>> begin DATA FOR PROCESSING
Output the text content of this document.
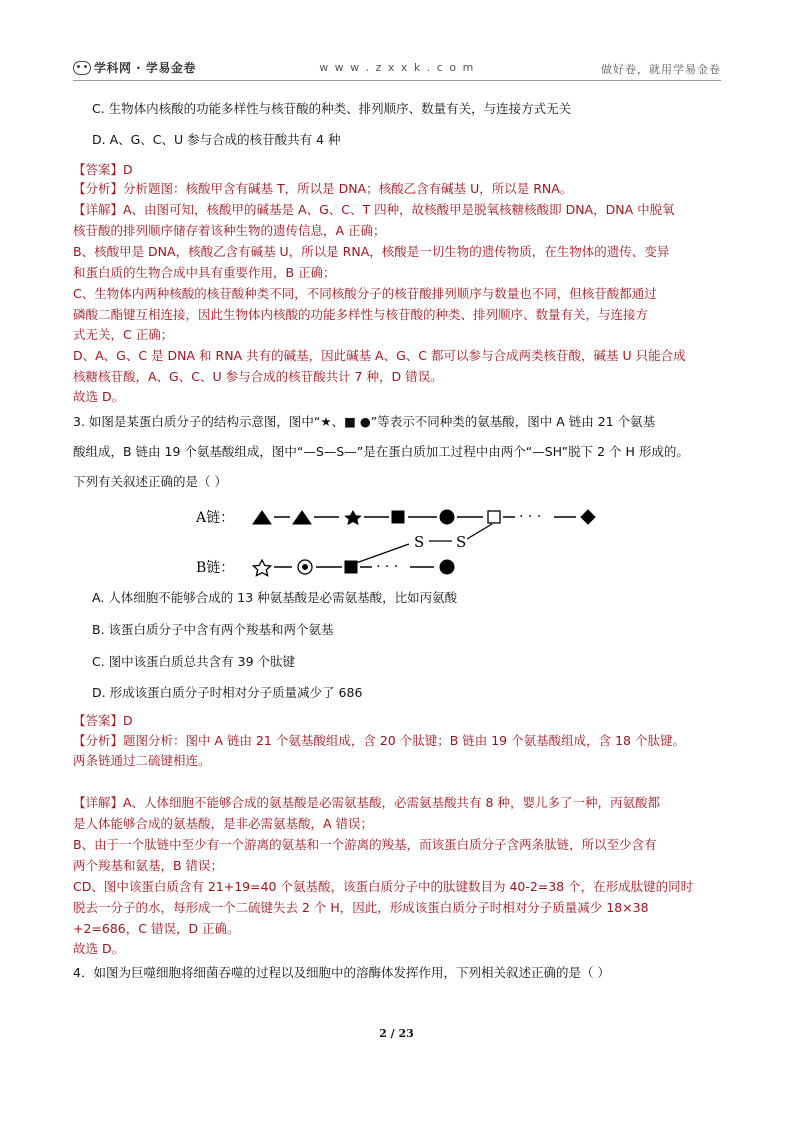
学科网 · 学易金卷	w w w . z x x k . c o m	做好卷，就用学易金卷
C. 生物体内核酸的功能多样性与核苷酸的种类、排列顺序、数量有关，与连接方式无关
D. A、G、C、U 参与合成的核苷酸共有 4 种
【答案】D
【分析】分析题图：核酸甲含有碱基 T，所以是 DNA；核酸乙含有碱基 U，所以是 RNA。
【详解】A、由图可知，核酸甲的碱基是 A、G、C、T 四种，故核酸甲是脱氧核糖核酸即 DNA，DNA 中脱氧
核苷酸的排列顺序储存着该种生物的遗传信息，A 正确；
B、核酸甲是 DNA，核酸乙含有碱基 U，所以是 RNA，核酸是一切生物的遗传物质，在生物体的遗传、变异
和蛋白质的生物合成中具有重要作用，B 正确；
C、生物体内两种核酸的核苷酸种类不同，不同核酸分子的核苷酸排列顺序与数量也不同，但核苷酸都通过
磷酸二酯键互相连接，因此生物体内核酸的功能多样性与核苷酸的种类、排列顺序、数量有关，与连接方
式无关，C 正确；
D、A、G、C 是 DNA 和 RNA 共有的碱基，因此碱基 A、G、C 都可以参与合成两类核苷酸，碱基 U 只能合成
核糖核苷酸，A、G、C、U 参与合成的核苷酸共计 7 种，D 错误。
故选 D。
3. 如图是某蛋白质分子的结构示意图，图中“★、■ ●”等表示不同种类的氨基酸，图中 A 链由 21 个氨基
酸组成，B 链由 19 个氨基酸组成，图中“—S—S—”是在蛋白质加工过程中由两个“—SH”脱下 2 个 H 形成的。
下列有关叙述正确的是（ ）
A链：
B链：
· · ·
S
S
· · ·
A. 人体细胞不能够合成的 13 种氨基酸是必需氨基酸，比如丙氨酸
B. 该蛋白质分子中含有两个羧基和两个氨基
C. 图中该蛋白质总共含有 39 个肽键
D. 形成该蛋白质分子时相对分子质量减少了 686
【答案】D
【分析】题图分析：图中 A 链由 21 个氨基酸组成，含 20 个肽键；B 链由 19 个氨基酸组成，含 18 个肽键。
两条链通过二硫键相连。
【详解】A、人体细胞不能够合成的氨基酸是必需氨基酸，必需氨基酸共有 8 种，婴儿多了一种，丙氨酸都
是人体能够合成的氨基酸，是非必需氨基酸，A 错误；
B、由于一个肽链中至少有一个游离的氨基和一个游离的羧基，而该蛋白质分子含两条肽链，所以至少含有
两个羧基和氨基，B 错误；
CD、图中该蛋白质含有 21+19=40 个氨基酸，该蛋白质分子中的肽键数目为 40-2=38 个，在形成肽键的同时
脱去一分子的水，每形成一个二硫键失去 2 个 H，因此，形成该蛋白质分子时相对分子质量减少 18×38
+2=686，C 错误，D 正确。
故选 D。
4．如图为巨噬细胞将细菌吞噬的过程以及细胞中的溶酶体发挥作用，下列相关叙述正确的是（ ）
2 / 23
>> end DATA FOR PROCESSING
STATED TASK: Leave images out of the retyped records; keep all else exact.

RESPONSE TO THIS EXERCISE:
Output the text content of this document.
学科网 · 学易金卷	w w w . z x x k . c o m	做好卷，就用学易金卷
C. 生物体内核酸的功能多样性与核苷酸的种类、排列顺序、数量有关，与连接方式无关
D. A、G、C、U 参与合成的核苷酸共有 4 种
【答案】D
【分析】分析题图：核酸甲含有碱基 T，所以是 DNA；核酸乙含有碱基 U，所以是 RNA。
【详解】A、由图可知，核酸甲的碱基是 A、G、C、T 四种，故核酸甲是脱氧核糖核酸即 DNA，DNA 中脱氧
核苷酸的排列顺序储存着该种生物的遗传信息，A 正确；
B、核酸甲是 DNA，核酸乙含有碱基 U，所以是 RNA，核酸是一切生物的遗传物质，在生物体的遗传、变异
和蛋白质的生物合成中具有重要作用，B 正确；
C、生物体内两种核酸的核苷酸种类不同，不同核酸分子的核苷酸排列顺序与数量也不同，但核苷酸都通过
磷酸二酯键互相连接，因此生物体内核酸的功能多样性与核苷酸的种类、排列顺序、数量有关，与连接方
式无关，C 正确；
D、A、G、C 是 DNA 和 RNA 共有的碱基，因此碱基 A、G、C 都可以参与合成两类核苷酸，碱基 U 只能合成
核糖核苷酸，A、G、C、U 参与合成的核苷酸共计 7 种，D 错误。
故选 D。
3. 如图是某蛋白质分子的结构示意图，图中“★、■ ●”等表示不同种类的氨基酸，图中 A 链由 21 个氨基
酸组成，B 链由 19 个氨基酸组成，图中“—S—S—”是在蛋白质加工过程中由两个“—SH”脱下 2 个 H 形成的。
下列有关叙述正确的是（ ）
A链：
B链：
· · ·
S
S
· · ·
A. 人体细胞不能够合成的 13 种氨基酸是必需氨基酸，比如丙氨酸
B. 该蛋白质分子中含有两个羧基和两个氨基
C. 图中该蛋白质总共含有 39 个肽键
D. 形成该蛋白质分子时相对分子质量减少了 686
【答案】D
【分析】题图分析：图中 A 链由 21 个氨基酸组成，含 20 个肽键；B 链由 19 个氨基酸组成，含 18 个肽键。
两条链通过二硫键相连。
【详解】A、人体细胞不能够合成的氨基酸是必需氨基酸，必需氨基酸共有 8 种，婴儿多了一种，丙氨酸都
是人体能够合成的氨基酸，是非必需氨基酸，A 错误；
B、由于一个肽链中至少有一个游离的氨基和一个游离的羧基，而该蛋白质分子含两条肽链，所以至少含有
两个羧基和氨基，B 错误；
CD、图中该蛋白质含有 21+19=40 个氨基酸，该蛋白质分子中的肽键数目为 40-2=38 个，在形成肽键的同时
脱去一分子的水，每形成一个二硫键失去 2 个 H，因此，形成该蛋白质分子时相对分子质量减少 18×38
+2=686，C 错误，D 正确。
故选 D。
4．如图为巨噬细胞将细菌吞噬的过程以及细胞中的溶酶体发挥作用，下列相关叙述正确的是（ ）
2 / 23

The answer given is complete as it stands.